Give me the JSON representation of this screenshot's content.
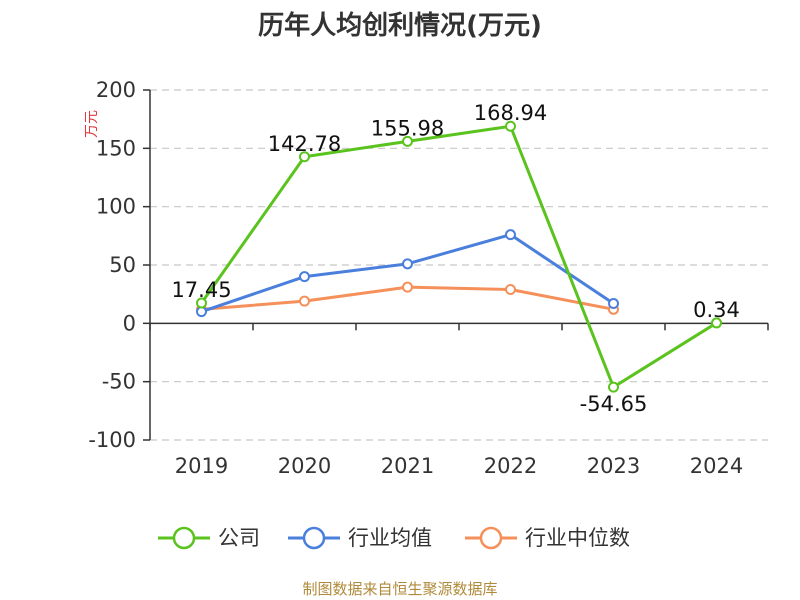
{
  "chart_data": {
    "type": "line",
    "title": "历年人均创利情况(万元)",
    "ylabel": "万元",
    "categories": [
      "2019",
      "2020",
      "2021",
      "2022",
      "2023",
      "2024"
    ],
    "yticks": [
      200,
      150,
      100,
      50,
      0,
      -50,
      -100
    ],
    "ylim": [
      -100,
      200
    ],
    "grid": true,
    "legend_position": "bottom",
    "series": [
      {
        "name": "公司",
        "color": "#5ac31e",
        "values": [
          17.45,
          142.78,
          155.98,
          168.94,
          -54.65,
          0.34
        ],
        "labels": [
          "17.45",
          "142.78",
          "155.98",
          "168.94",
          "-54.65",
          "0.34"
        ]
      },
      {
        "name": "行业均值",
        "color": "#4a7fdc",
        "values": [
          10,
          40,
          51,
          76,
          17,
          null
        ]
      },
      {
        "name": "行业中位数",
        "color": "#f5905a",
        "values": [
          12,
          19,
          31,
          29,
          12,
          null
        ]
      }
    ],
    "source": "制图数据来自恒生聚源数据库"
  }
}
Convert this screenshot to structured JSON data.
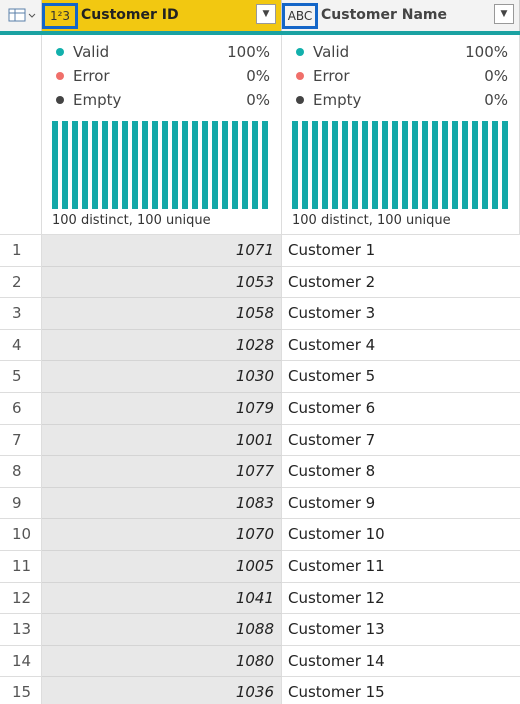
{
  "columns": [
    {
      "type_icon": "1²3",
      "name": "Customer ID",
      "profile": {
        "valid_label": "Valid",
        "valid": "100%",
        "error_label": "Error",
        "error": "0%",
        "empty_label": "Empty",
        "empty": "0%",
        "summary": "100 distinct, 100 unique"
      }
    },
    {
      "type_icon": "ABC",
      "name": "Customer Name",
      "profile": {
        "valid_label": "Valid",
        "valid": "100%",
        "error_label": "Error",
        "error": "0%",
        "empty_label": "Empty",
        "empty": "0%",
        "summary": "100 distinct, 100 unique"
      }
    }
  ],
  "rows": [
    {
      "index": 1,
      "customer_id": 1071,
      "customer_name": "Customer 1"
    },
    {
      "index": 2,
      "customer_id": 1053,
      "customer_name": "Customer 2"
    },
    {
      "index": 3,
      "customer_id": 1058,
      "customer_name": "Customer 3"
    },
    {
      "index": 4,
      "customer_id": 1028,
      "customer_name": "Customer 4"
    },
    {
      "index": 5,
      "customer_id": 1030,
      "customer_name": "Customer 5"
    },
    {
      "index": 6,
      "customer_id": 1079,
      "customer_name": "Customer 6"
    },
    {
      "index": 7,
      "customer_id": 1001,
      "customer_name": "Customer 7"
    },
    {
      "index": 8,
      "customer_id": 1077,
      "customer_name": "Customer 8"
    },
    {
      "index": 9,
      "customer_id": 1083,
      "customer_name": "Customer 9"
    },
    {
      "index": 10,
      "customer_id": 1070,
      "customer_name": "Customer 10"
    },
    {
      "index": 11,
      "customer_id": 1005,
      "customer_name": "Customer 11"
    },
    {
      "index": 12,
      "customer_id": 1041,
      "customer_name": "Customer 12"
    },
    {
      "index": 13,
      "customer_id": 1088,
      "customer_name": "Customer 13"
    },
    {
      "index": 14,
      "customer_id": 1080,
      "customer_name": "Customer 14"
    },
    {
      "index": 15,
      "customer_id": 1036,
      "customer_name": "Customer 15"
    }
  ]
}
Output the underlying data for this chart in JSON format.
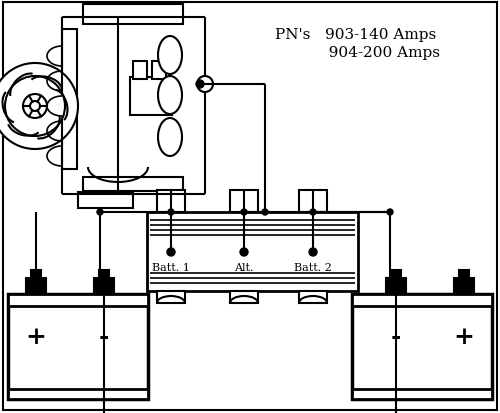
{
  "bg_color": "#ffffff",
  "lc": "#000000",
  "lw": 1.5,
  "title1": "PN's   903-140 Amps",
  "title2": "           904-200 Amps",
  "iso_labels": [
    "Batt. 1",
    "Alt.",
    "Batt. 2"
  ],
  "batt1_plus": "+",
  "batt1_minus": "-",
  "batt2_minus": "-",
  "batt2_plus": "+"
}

_ _ _ _

→ **AIM OF THE TASK**
Give the entries again word for word, but skip the pictures.

→ **EXPECTED ANSWER**
Give me the JSON representation of this screenshot's content.
{
  "chart_data": {
    "type": "line",
    "title": "历年人均创利情况(万元)",
    "ylabel": "万元",
    "categories": [
      "2019",
      "2020",
      "2021",
      "2022",
      "2023",
      "2024"
    ],
    "yticks": [
      200,
      150,
      100,
      50,
      0,
      -50,
      -100
    ],
    "ylim": [
      -100,
      200
    ],
    "grid": true,
    "legend_position": "bottom",
    "series": [
      {
        "name": "公司",
        "color": "#5ac31e",
        "values": [
          17.45,
          142.78,
          155.98,
          168.94,
          -54.65,
          0.34
        ],
        "labels": [
          "17.45",
          "142.78",
          "155.98",
          "168.94",
          "-54.65",
          "0.34"
        ]
      },
      {
        "name": "行业均值",
        "color": "#4a7fdc",
        "values": [
          10,
          40,
          51,
          76,
          17,
          null
        ]
      },
      {
        "name": "行业中位数",
        "color": "#f5905a",
        "values": [
          12,
          19,
          31,
          29,
          12,
          null
        ]
      }
    ],
    "source": "制图数据来自恒生聚源数据库"
  }
}
Convert this screenshot to structured JSON data.
{
  "columns": [
    {
      "type_icon": "1²3",
      "name": "Customer ID",
      "profile": {
        "valid_label": "Valid",
        "valid": "100%",
        "error_label": "Error",
        "error": "0%",
        "empty_label": "Empty",
        "empty": "0%",
        "summary": "100 distinct, 100 unique"
      }
    },
    {
      "type_icon": "ABC",
      "name": "Customer Name",
      "profile": {
        "valid_label": "Valid",
        "valid": "100%",
        "error_label": "Error",
        "error": "0%",
        "empty_label": "Empty",
        "empty": "0%",
        "summary": "100 distinct, 100 unique"
      }
    }
  ],
  "rows": [
    {
      "index": 1,
      "customer_id": 1071,
      "customer_name": "Customer 1"
    },
    {
      "index": 2,
      "customer_id": 1053,
      "customer_name": "Customer 2"
    },
    {
      "index": 3,
      "customer_id": 1058,
      "customer_name": "Customer 3"
    },
    {
      "index": 4,
      "customer_id": 1028,
      "customer_name": "Customer 4"
    },
    {
      "index": 5,
      "customer_id": 1030,
      "customer_name": "Customer 5"
    },
    {
      "index": 6,
      "customer_id": 1079,
      "customer_name": "Customer 6"
    },
    {
      "index": 7,
      "customer_id": 1001,
      "customer_name": "Customer 7"
    },
    {
      "index": 8,
      "customer_id": 1077,
      "customer_name": "Customer 8"
    },
    {
      "index": 9,
      "customer_id": 1083,
      "customer_name": "Customer 9"
    },
    {
      "index": 10,
      "customer_id": 1070,
      "customer_name": "Customer 10"
    },
    {
      "index": 11,
      "customer_id": 1005,
      "customer_name": "Customer 11"
    },
    {
      "index": 12,
      "customer_id": 1041,
      "customer_name": "Customer 12"
    },
    {
      "index": 13,
      "customer_id": 1088,
      "customer_name": "Customer 13"
    },
    {
      "index": 14,
      "customer_id": 1080,
      "customer_name": "Customer 14"
    },
    {
      "index": 15,
      "customer_id": 1036,
      "customer_name": "Customer 15"
    }
  ]
}
Output the underlying data for this chart in JSON format.
{
  "bg_color": "#ffffff",
  "lc": "#000000",
  "lw": 1.5,
  "title1": "PN's   903-140 Amps",
  "title2": "           904-200 Amps",
  "iso_labels": [
    "Batt. 1",
    "Alt.",
    "Batt. 2"
  ],
  "batt1_plus": "+",
  "batt1_minus": "-",
  "batt2_minus": "-",
  "batt2_plus": "+"
}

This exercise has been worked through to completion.